■ Request
Copy every row below word for word, without changing a single character.

■ Extracted information
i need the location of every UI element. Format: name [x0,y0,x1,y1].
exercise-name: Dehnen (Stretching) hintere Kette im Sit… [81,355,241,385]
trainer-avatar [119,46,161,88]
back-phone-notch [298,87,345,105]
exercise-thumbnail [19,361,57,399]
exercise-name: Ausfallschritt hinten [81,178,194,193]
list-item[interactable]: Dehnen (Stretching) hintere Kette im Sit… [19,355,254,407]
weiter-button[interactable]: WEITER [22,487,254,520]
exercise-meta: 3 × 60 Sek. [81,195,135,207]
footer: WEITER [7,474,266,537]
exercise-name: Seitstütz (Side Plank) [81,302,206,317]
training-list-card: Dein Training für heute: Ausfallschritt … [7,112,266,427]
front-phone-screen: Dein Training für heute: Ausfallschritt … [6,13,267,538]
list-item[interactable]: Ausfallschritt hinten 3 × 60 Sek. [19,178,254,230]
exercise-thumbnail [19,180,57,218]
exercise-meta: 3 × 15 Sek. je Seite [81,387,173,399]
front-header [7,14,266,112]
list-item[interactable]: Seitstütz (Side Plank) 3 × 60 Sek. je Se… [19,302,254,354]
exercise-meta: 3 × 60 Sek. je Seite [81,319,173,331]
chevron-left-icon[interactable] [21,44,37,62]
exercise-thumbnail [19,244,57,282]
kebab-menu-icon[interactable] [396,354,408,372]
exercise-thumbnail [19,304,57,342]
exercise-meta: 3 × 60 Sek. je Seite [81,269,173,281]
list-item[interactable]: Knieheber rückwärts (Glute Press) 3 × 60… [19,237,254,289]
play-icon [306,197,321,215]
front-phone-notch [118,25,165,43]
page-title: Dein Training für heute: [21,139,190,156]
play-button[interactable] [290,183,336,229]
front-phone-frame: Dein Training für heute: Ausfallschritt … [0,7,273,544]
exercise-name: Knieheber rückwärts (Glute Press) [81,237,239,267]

■ Result of the exercise
i need the location of every UI element. Format: name [x0,y0,x1,y1].
exercise-name: Dehnen (Stretching) hintere Kette im Sit… [81,355,241,385]
trainer-avatar [119,46,161,88]
back-phone-notch [298,87,345,105]
exercise-thumbnail [19,361,57,399]
exercise-name: Ausfallschritt hinten [81,178,194,193]
list-item[interactable]: Dehnen (Stretching) hintere Kette im Sit… [19,355,254,407]
weiter-button[interactable]: WEITER [22,487,254,520]
exercise-meta: 3 × 60 Sek. [81,195,135,207]
footer: WEITER [7,474,266,537]
exercise-name: Seitstütz (Side Plank) [81,302,206,317]
training-list-card: Dein Training für heute: Ausfallschritt … [7,112,266,427]
front-phone-screen: Dein Training für heute: Ausfallschritt … [6,13,267,538]
list-item[interactable]: Ausfallschritt hinten 3 × 60 Sek. [19,178,254,230]
exercise-thumbnail [19,180,57,218]
exercise-meta: 3 × 15 Sek. je Seite [81,387,173,399]
front-header [7,14,266,112]
list-item[interactable]: Seitstütz (Side Plank) 3 × 60 Sek. je Se… [19,302,254,354]
exercise-meta: 3 × 60 Sek. je Seite [81,319,173,331]
chevron-left-icon[interactable] [21,44,37,62]
exercise-thumbnail [19,244,57,282]
kebab-menu-icon[interactable] [396,354,408,372]
exercise-thumbnail [19,304,57,342]
exercise-meta: 3 × 60 Sek. je Seite [81,269,173,281]
list-item[interactable]: Knieheber rückwärts (Glute Press) 3 × 60… [19,237,254,289]
play-icon [306,197,321,215]
front-phone-notch [118,25,165,43]
page-title: Dein Training für heute: [21,139,190,156]
play-button[interactable] [290,183,336,229]
front-phone-frame: Dein Training für heute: Ausfallschritt … [0,7,273,544]
exercise-name: Knieheber rückwärts (Glute Press) [81,237,239,267]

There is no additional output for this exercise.